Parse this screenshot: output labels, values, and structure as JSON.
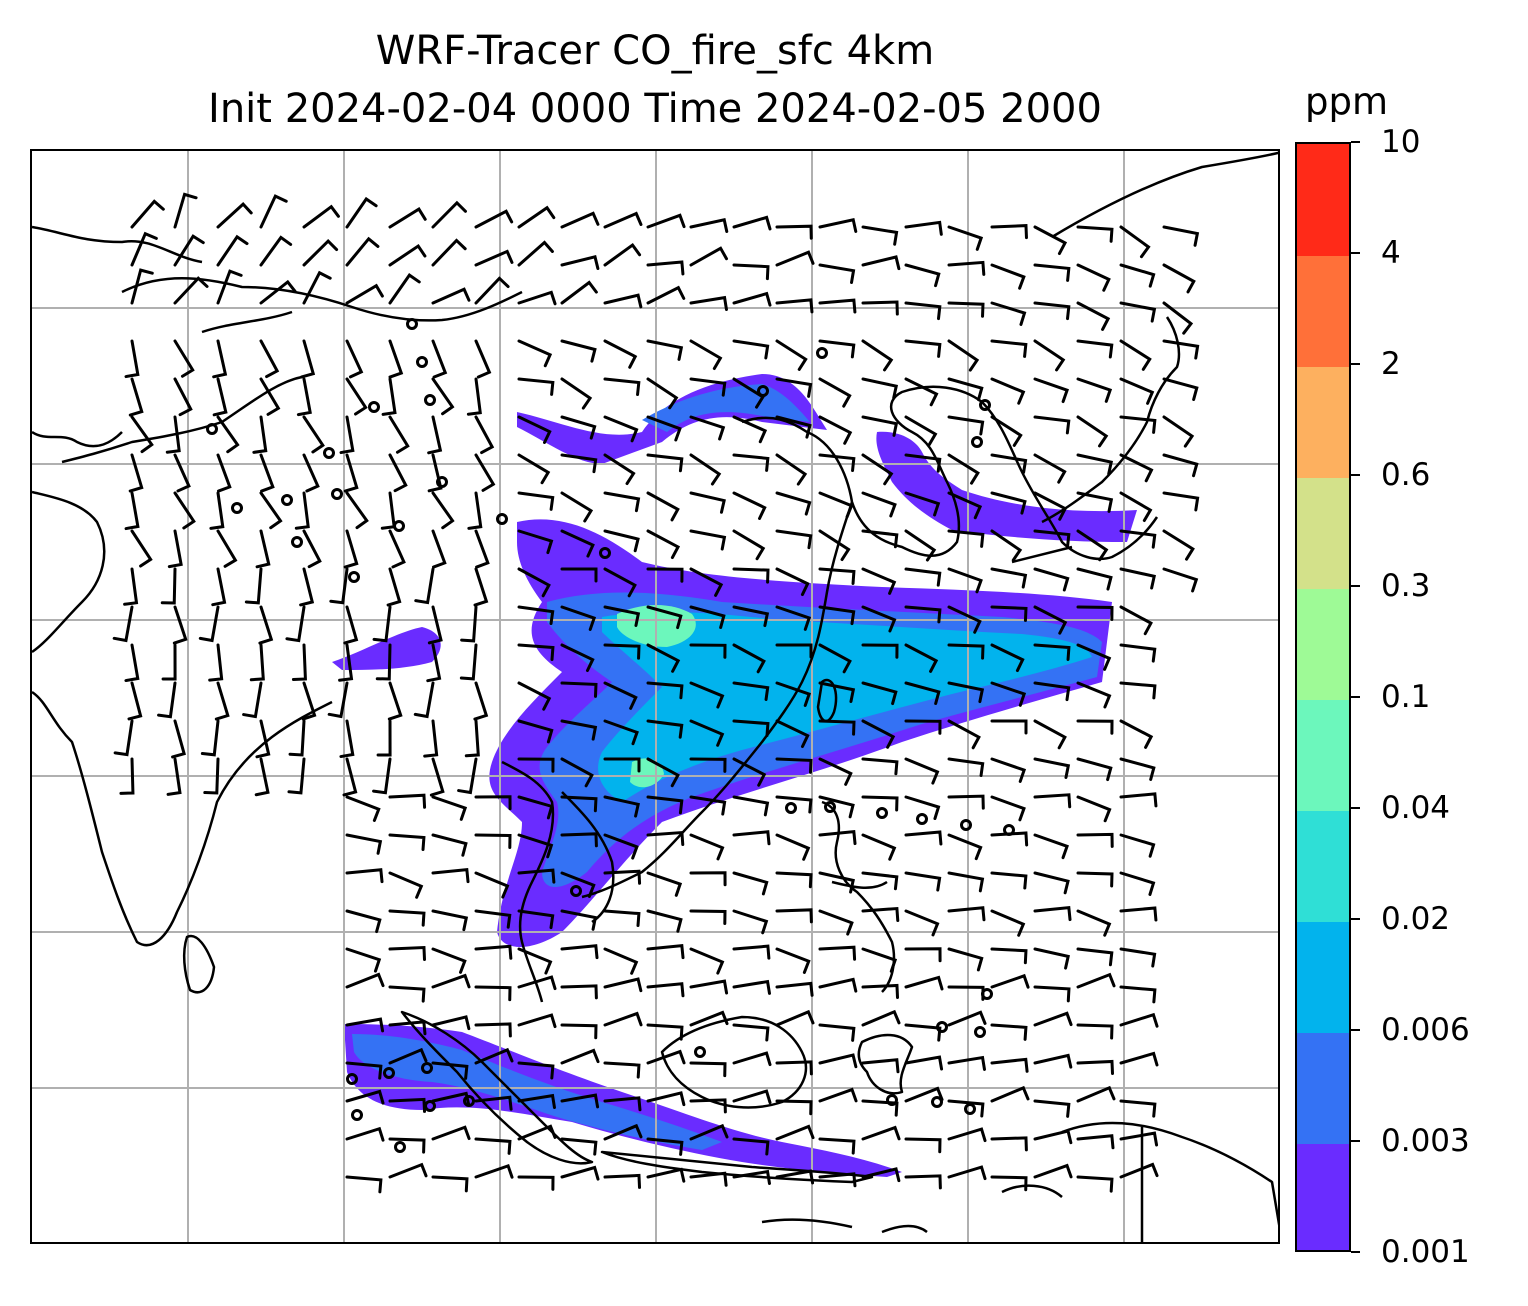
{
  "title": {
    "line1": "WRF-Tracer CO_fire_sfc 4km",
    "line2": "Init 2024-02-04 0000 Time 2024-02-05 2000"
  },
  "colorbar": {
    "unit": "ppm",
    "levels": [
      "0.001",
      "0.003",
      "0.006",
      "0.02",
      "0.04",
      "0.1",
      "0.3",
      "0.6",
      "2",
      "4",
      "10"
    ],
    "colors": [
      "#6a2cff",
      "#3472f4",
      "#02b3ed",
      "#2fdfd6",
      "#6cf7bc",
      "#9efa96",
      "#d3e18a",
      "#fdb05f",
      "#ff7039",
      "#ff2a18"
    ]
  },
  "map": {
    "background": "#ffffff",
    "gridline_color": "#b0b0b0",
    "coastline_color": "#000000",
    "wind_barb_color": "#000000",
    "plume_regions": [
      {
        "name": "north-china-band",
        "shading": "0.001-0.006"
      },
      {
        "name": "korea-japan-band",
        "shading": "0.001-0.006"
      },
      {
        "name": "south-china-indochina-band",
        "shading": "0.001-0.1"
      },
      {
        "name": "bay-of-bengal-patch",
        "shading": "0.001-0.003"
      },
      {
        "name": "sumatra-java-band",
        "shading": "0.001-0.006"
      }
    ]
  }
}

WORK TO DO:
Each line that holds the word "china" is to be copied.

COMPLETE ANSWER:
        "name": "north-china-band",
        "name": "south-china-indochina-band",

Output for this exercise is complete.